INPUT FOR THIS TASK
————

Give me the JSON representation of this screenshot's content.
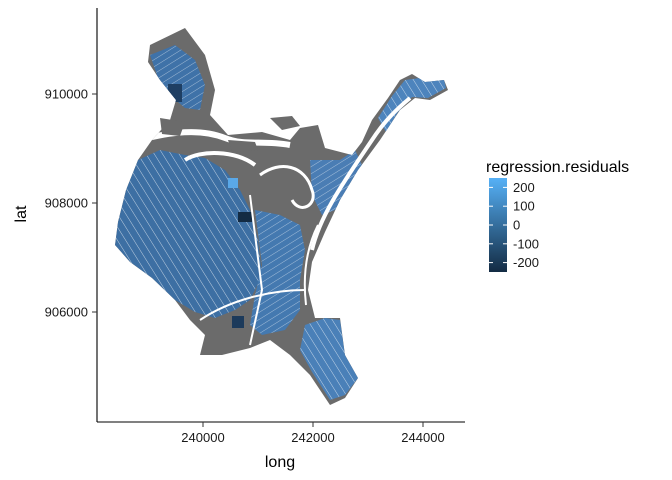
{
  "chart_data": {
    "type": "choropleth-map",
    "title": "",
    "xlabel": "long",
    "ylabel": "lat",
    "xlim": [
      238200,
      244800
    ],
    "ylim": [
      904200,
      911600
    ],
    "x_ticks": [
      240000,
      242000,
      244000
    ],
    "x_tick_labels": [
      "240000",
      "242000",
      "244000"
    ],
    "y_ticks": [
      906000,
      908000,
      910000
    ],
    "y_tick_labels": [
      "906000",
      "908000",
      "910000"
    ],
    "grid": false,
    "missing_color": "#6b6b6b",
    "fill_variable": "regression.residuals",
    "legend": {
      "title": "regression.residuals",
      "position": "right",
      "values": [
        200,
        100,
        0,
        -100,
        -200
      ],
      "labels": [
        "200",
        "100",
        "0",
        "-100",
        "-200"
      ],
      "color_low": "#132b43",
      "color_high": "#56b1f7",
      "range": [
        -250,
        250
      ]
    }
  }
}
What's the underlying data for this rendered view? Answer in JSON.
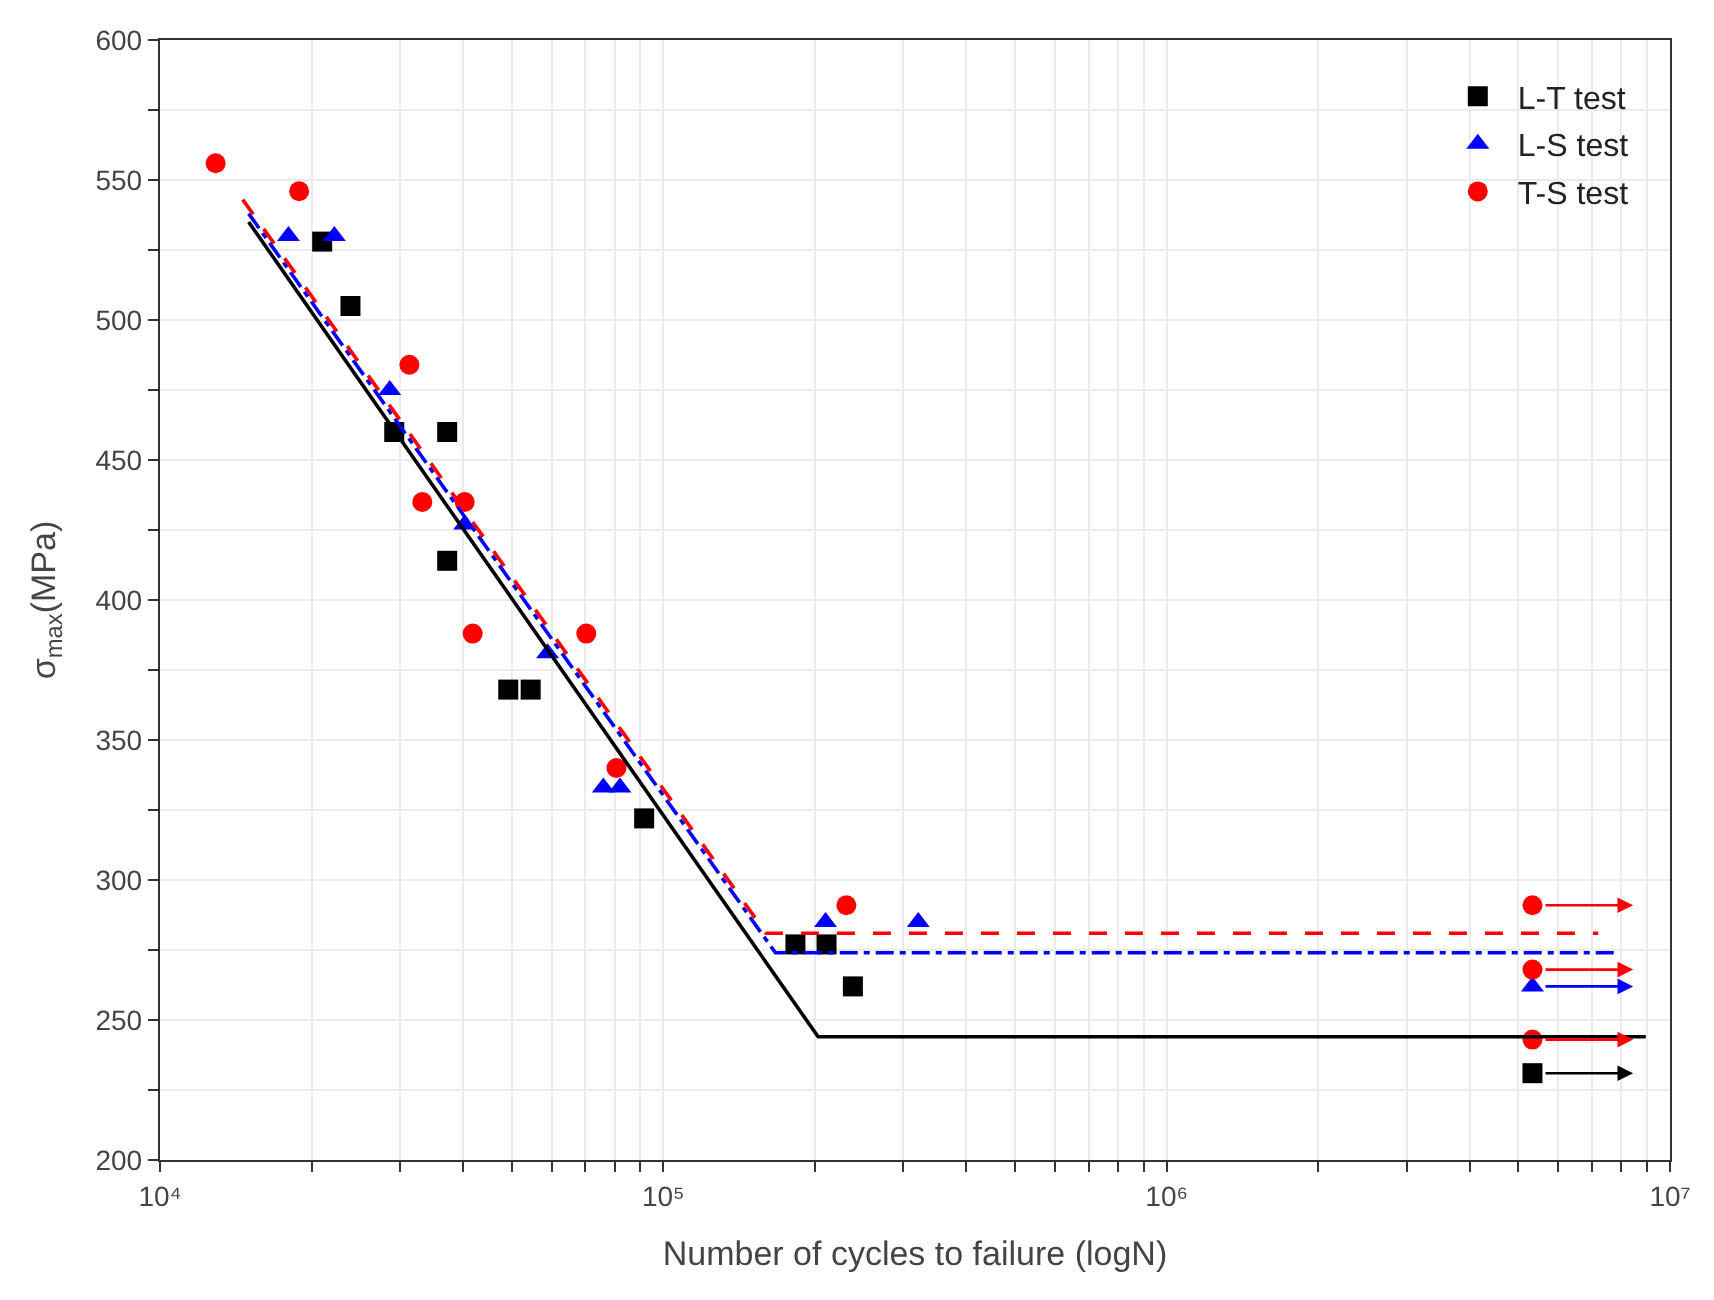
{
  "chart_data": {
    "type": "scatter",
    "xlabel": "Number of cycles to failure (logN)",
    "ylabel": "σ$_{max}$(MPa)",
    "log": "x",
    "grid": true,
    "legend": "top right",
    "xlim": [
      10000,
      10000000
    ],
    "ylim": [
      200,
      600
    ],
    "xticks": [
      {
        "value": 10000,
        "label": "10⁴"
      },
      {
        "value": 20000,
        "label": null
      },
      {
        "value": 30000,
        "label": null
      },
      {
        "value": 40000,
        "label": null
      },
      {
        "value": 50000,
        "label": null
      },
      {
        "value": 60000,
        "label": null
      },
      {
        "value": 70000,
        "label": null
      },
      {
        "value": 80000,
        "label": null
      },
      {
        "value": 90000,
        "label": null
      },
      {
        "value": 100000,
        "label": "10⁵"
      },
      {
        "value": 200000,
        "label": null
      },
      {
        "value": 300000,
        "label": null
      },
      {
        "value": 400000,
        "label": null
      },
      {
        "value": 500000,
        "label": null
      },
      {
        "value": 600000,
        "label": null
      },
      {
        "value": 700000,
        "label": null
      },
      {
        "value": 800000,
        "label": null
      },
      {
        "value": 900000,
        "label": null
      },
      {
        "value": 1000000,
        "label": "10⁶"
      },
      {
        "value": 2000000,
        "label": null
      },
      {
        "value": 3000000,
        "label": null
      },
      {
        "value": 4000000,
        "label": null
      },
      {
        "value": 5000000,
        "label": null
      },
      {
        "value": 6000000,
        "label": null
      },
      {
        "value": 7000000,
        "label": null
      },
      {
        "value": 8000000,
        "label": null
      },
      {
        "value": 9000000,
        "label": null
      },
      {
        "value": 10000000,
        "label": "10⁷"
      }
    ],
    "yticks": [
      200,
      {
        "value": 225,
        "label": null
      },
      250,
      {
        "value": 275,
        "label": null
      },
      300,
      {
        "value": 325,
        "label": null
      },
      350,
      {
        "value": 375,
        "label": null
      },
      400,
      {
        "value": 425,
        "label": null
      },
      450,
      {
        "value": 475,
        "label": null
      },
      500,
      {
        "value": 525,
        "label": null
      },
      550,
      {
        "value": 575,
        "label": null
      },
      600
    ],
    "series": [
      {
        "name": "L-T test",
        "marker": "square",
        "color": "#000000",
        "x": [
          21000,
          23900,
          29200,
          37200,
          37200,
          49200,
          54500,
          91600,
          183000,
          211000,
          238000,
          5330000
        ],
        "values": [
          528,
          505,
          460,
          460,
          414,
          368,
          368,
          322,
          277,
          277,
          262,
          231
        ]
      },
      {
        "name": "L-S test",
        "marker": "triangle",
        "color": "#0000ff",
        "x": [
          18000,
          22200,
          28600,
          40300,
          58900,
          76000,
          82000,
          210000,
          321000,
          5330000
        ],
        "values": [
          530,
          530,
          475,
          427,
          381,
          333,
          333,
          285,
          285,
          262
        ]
      },
      {
        "name": "T-S test",
        "marker": "circle",
        "color": "#ff0000",
        "x": [
          12900,
          18900,
          31300,
          33200,
          40300,
          41800,
          70300,
          80700,
          231000,
          5330000,
          5330000,
          5330000
        ],
        "values": [
          556,
          546,
          484,
          435,
          435,
          388,
          388,
          340,
          291,
          291,
          268,
          243
        ]
      },
      {
        "type": "line",
        "line_style": "solid",
        "color": "#000000",
        "x": [
          15000,
          203000,
          8950000
        ],
        "values": [
          535,
          244,
          244
        ]
      },
      {
        "type": "line",
        "line_style": "dashdot",
        "color": "#0000ff",
        "x": [
          15000,
          167000,
          7800000
        ],
        "values": [
          538,
          274,
          274
        ]
      },
      {
        "type": "line",
        "line_style": "dashed",
        "color": "#ff0000",
        "x": [
          14600,
          160000,
          7200000
        ],
        "values": [
          543,
          281,
          281
        ]
      }
    ]
  }
}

————

WHAT TO PRODUCE
Leave out the pictures and transcribe everything else exactly.

EXPECTED ANSWER
Give me the JSON representation of this screenshot's content.
{
  "chart_data": {
    "type": "choropleth-map",
    "title": "",
    "xlabel": "long",
    "ylabel": "lat",
    "xlim": [
      238200,
      244800
    ],
    "ylim": [
      904200,
      911600
    ],
    "x_ticks": [
      240000,
      242000,
      244000
    ],
    "x_tick_labels": [
      "240000",
      "242000",
      "244000"
    ],
    "y_ticks": [
      906000,
      908000,
      910000
    ],
    "y_tick_labels": [
      "906000",
      "908000",
      "910000"
    ],
    "grid": false,
    "missing_color": "#6b6b6b",
    "fill_variable": "regression.residuals",
    "legend": {
      "title": "regression.residuals",
      "position": "right",
      "values": [
        200,
        100,
        0,
        -100,
        -200
      ],
      "labels": [
        "200",
        "100",
        "0",
        "-100",
        "-200"
      ],
      "color_low": "#132b43",
      "color_high": "#56b1f7",
      "range": [
        -250,
        250
      ]
    }
  }
}
What's the underlying data for this rendered view? Answer in JSON.
{
  "chart_data": {
    "type": "scatter",
    "xlabel": "Number of cycles to failure (logN)",
    "ylabel": "σ$_{max}$(MPa)",
    "log": "x",
    "grid": true,
    "legend": "top right",
    "xlim": [
      10000,
      10000000
    ],
    "ylim": [
      200,
      600
    ],
    "xticks": [
      {
        "value": 10000,
        "label": "10⁴"
      },
      {
        "value": 20000,
        "label": null
      },
      {
        "value": 30000,
        "label": null
      },
      {
        "value": 40000,
        "label": null
      },
      {
        "value": 50000,
        "label": null
      },
      {
        "value": 60000,
        "label": null
      },
      {
        "value": 70000,
        "label": null
      },
      {
        "value": 80000,
        "label": null
      },
      {
        "value": 90000,
        "label": null
      },
      {
        "value": 100000,
        "label": "10⁵"
      },
      {
        "value": 200000,
        "label": null
      },
      {
        "value": 300000,
        "label": null
      },
      {
        "value": 400000,
        "label": null
      },
      {
        "value": 500000,
        "label": null
      },
      {
        "value": 600000,
        "label": null
      },
      {
        "value": 700000,
        "label": null
      },
      {
        "value": 800000,
        "label": null
      },
      {
        "value": 900000,
        "label": null
      },
      {
        "value": 1000000,
        "label": "10⁶"
      },
      {
        "value": 2000000,
        "label": null
      },
      {
        "value": 3000000,
        "label": null
      },
      {
        "value": 4000000,
        "label": null
      },
      {
        "value": 5000000,
        "label": null
      },
      {
        "value": 6000000,
        "label": null
      },
      {
        "value": 7000000,
        "label": null
      },
      {
        "value": 8000000,
        "label": null
      },
      {
        "value": 9000000,
        "label": null
      },
      {
        "value": 10000000,
        "label": "10⁷"
      }
    ],
    "yticks": [
      200,
      {
        "value": 225,
        "label": null
      },
      250,
      {
        "value": 275,
        "label": null
      },
      300,
      {
        "value": 325,
        "label": null
      },
      350,
      {
        "value": 375,
        "label": null
      },
      400,
      {
        "value": 425,
        "label": null
      },
      450,
      {
        "value": 475,
        "label": null
      },
      500,
      {
        "value": 525,
        "label": null
      },
      550,
      {
        "value": 575,
        "label": null
      },
      600
    ],
    "series": [
      {
        "name": "L-T test",
        "marker": "square",
        "color": "#000000",
        "x": [
          21000,
          23900,
          29200,
          37200,
          37200,
          49200,
          54500,
          91600,
          183000,
          211000,
          238000,
          5330000
        ],
        "values": [
          528,
          505,
          460,
          460,
          414,
          368,
          368,
          322,
          277,
          277,
          262,
          231
        ]
      },
      {
        "name": "L-S test",
        "marker": "triangle",
        "color": "#0000ff",
        "x": [
          18000,
          22200,
          28600,
          40300,
          58900,
          76000,
          82000,
          210000,
          321000,
          5330000
        ],
        "values": [
          530,
          530,
          475,
          427,
          381,
          333,
          333,
          285,
          285,
          262
        ]
      },
      {
        "name": "T-S test",
        "marker": "circle",
        "color": "#ff0000",
        "x": [
          12900,
          18900,
          31300,
          33200,
          40300,
          41800,
          70300,
          80700,
          231000,
          5330000,
          5330000,
          5330000
        ],
        "values": [
          556,
          546,
          484,
          435,
          435,
          388,
          388,
          340,
          291,
          291,
          268,
          243
        ]
      },
      {
        "type": "line",
        "line_style": "solid",
        "color": "#000000",
        "x": [
          15000,
          203000,
          8950000
        ],
        "values": [
          535,
          244,
          244
        ]
      },
      {
        "type": "line",
        "line_style": "dashdot",
        "color": "#0000ff",
        "x": [
          15000,
          167000,
          7800000
        ],
        "values": [
          538,
          274,
          274
        ]
      },
      {
        "type": "line",
        "line_style": "dashed",
        "color": "#ff0000",
        "x": [
          14600,
          160000,
          7200000
        ],
        "values": [
          543,
          281,
          281
        ]
      }
    ]
  }
}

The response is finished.